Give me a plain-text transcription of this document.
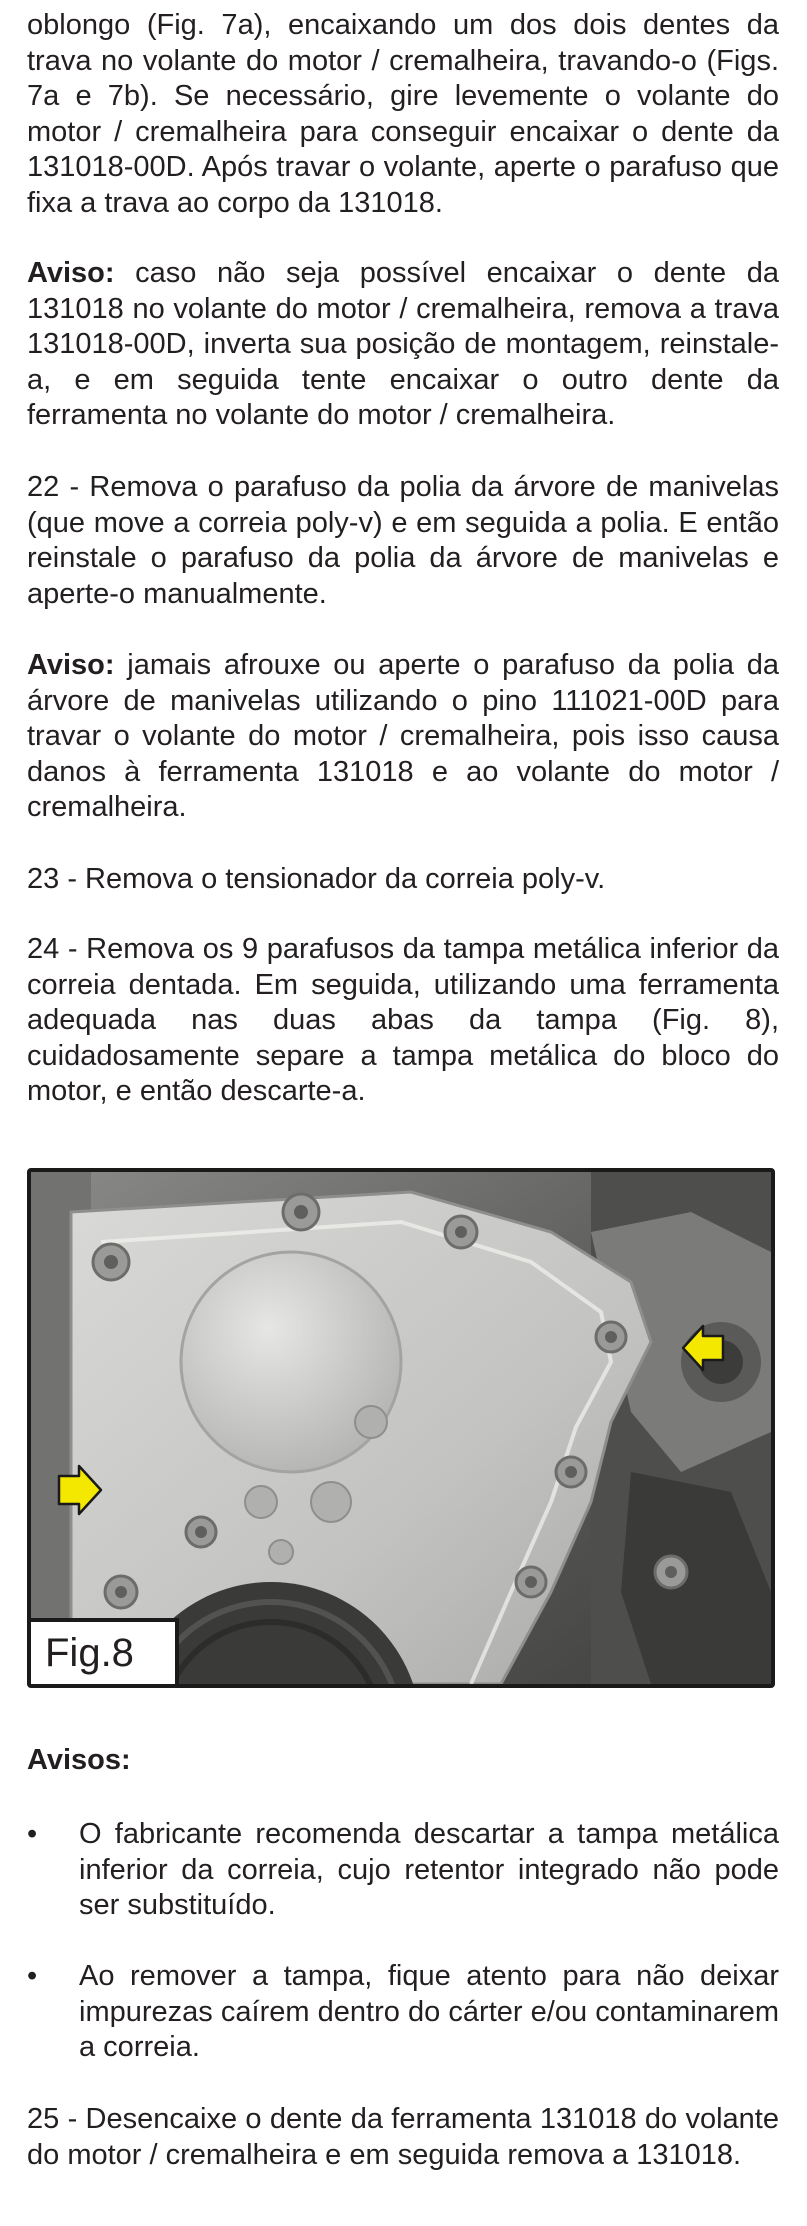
oblongo (Fig. 7a), encaixando um dos dois dentes da trava no volante do motor / cremalheira, travando-o (Figs. 7a e 7b). Se necessário, gire levemente o volante do motor / cremalheira para conseguir encaixar o dente da 131018-00D. Após travar o volante, aperte o parafuso que fixa a trava ao corpo da 131018.

Aviso: caso não seja possível encaixar o dente da 131018 no volante do motor / cremalheira, remova a trava 131018-00D, inverta sua posição de montagem, reinstale-a, e em seguida tente encaixar o outro dente da ferramenta no volante do motor / cremalheira.

22 - Remova o parafuso da polia da árvore de manivelas (que move a correia poly-v) e em seguida a polia. E então reinstale o parafuso da polia da árvore de manivelas e aperte-o manualmente.

Aviso: jamais afrouxe ou aperte o parafuso da polia da árvore de manivelas utilizando o pino 111021-00D para travar o volante do motor / cremalheira, pois isso causa danos à ferramenta 131018 e ao volante do motor / cremalheira.

23 - Remova o tensionador da correia poly-v.

24 - Remova os 9 parafusos da tampa metálica inferior da correia dentada. Em seguida, utilizando uma ferramenta adequada nas duas abas da tampa (Fig. 8), cuidadosamente separe a tampa metálica do bloco do motor, e então descarte-a.

Fig.8

Avisos:

• O fabricante recomenda descartar a tampa metálica inferior da correia, cujo retentor integrado não pode ser substituído.

• Ao remover a tampa, fique atento para não deixar impurezas caírem dentro do cárter e/ou contaminarem a correia.

25 - Desencaixe o dente da ferramenta 131018 do volante do motor / cremalheira e em seguida remova a 131018.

## Request
Reproduce the entries above word for word. Pictures stay out.

## Exercise result
Give me a plain-text transcription of this document.
oblongo (Fig. 7a), encaixando um dos dois dentes da trava no volante do motor / cremalheira, travando-o (Figs. 7a e 7b). Se necessário, gire levemente o volante do motor / cremalheira para conseguir encaixar o dente da 131018-00D. Após travar o volante, aperte o parafuso que fixa a trava ao corpo da 131018.

Aviso: caso não seja possível encaixar o dente da 131018 no volante do motor / cremalheira, remova a trava 131018-00D, inverta sua posição de montagem, reinstale-a, e em seguida tente encaixar o outro dente da ferramenta no volante do motor / cremalheira.

22 - Remova o parafuso da polia da árvore de manivelas (que move a correia poly-v) e em seguida a polia. E então reinstale o parafuso da polia da árvore de manivelas e aperte-o manualmente.

Aviso: jamais afrouxe ou aperte o parafuso da polia da árvore de manivelas utilizando o pino 111021-00D para travar o volante do motor / cremalheira, pois isso causa danos à ferramenta 131018 e ao volante do motor / cremalheira.

23 - Remova o tensionador da correia poly-v.

24 - Remova os 9 parafusos da tampa metálica inferior da correia dentada. Em seguida, utilizando uma ferramenta adequada nas duas abas da tampa (Fig. 8), cuidadosamente separe a tampa metálica do bloco do motor, e então descarte-a.

Fig.8

Avisos:

• O fabricante recomenda descartar a tampa metálica inferior da correia, cujo retentor integrado não pode ser substituído.

• Ao remover a tampa, fique atento para não deixar impurezas caírem dentro do cárter e/ou contaminarem a correia.

25 - Desencaixe o dente da ferramenta 131018 do volante do motor / cremalheira e em seguida remova a 131018.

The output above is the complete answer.